The exercise:
Reproduce each of the lines word for word.

Data section:

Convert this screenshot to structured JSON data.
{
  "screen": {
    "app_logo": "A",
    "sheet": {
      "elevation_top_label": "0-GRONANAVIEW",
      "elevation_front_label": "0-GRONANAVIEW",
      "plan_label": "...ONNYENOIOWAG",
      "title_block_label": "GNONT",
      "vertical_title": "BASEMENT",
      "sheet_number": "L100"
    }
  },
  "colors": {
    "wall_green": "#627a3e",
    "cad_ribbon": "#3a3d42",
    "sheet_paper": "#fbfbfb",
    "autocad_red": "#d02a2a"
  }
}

Finished answer:
Convert this screenshot to structured JSON data.
{
  "screen": {
    "app_logo": "A",
    "sheet": {
      "elevation_top_label": "0-GRONANAVIEW",
      "elevation_front_label": "0-GRONANAVIEW",
      "plan_label": "...ONNYENOIOWAG",
      "title_block_label": "GNONT",
      "vertical_title": "BASEMENT",
      "sheet_number": "L100"
    }
  },
  "colors": {
    "wall_green": "#627a3e",
    "cad_ribbon": "#3a3d42",
    "sheet_paper": "#fbfbfb",
    "autocad_red": "#d02a2a"
  }
}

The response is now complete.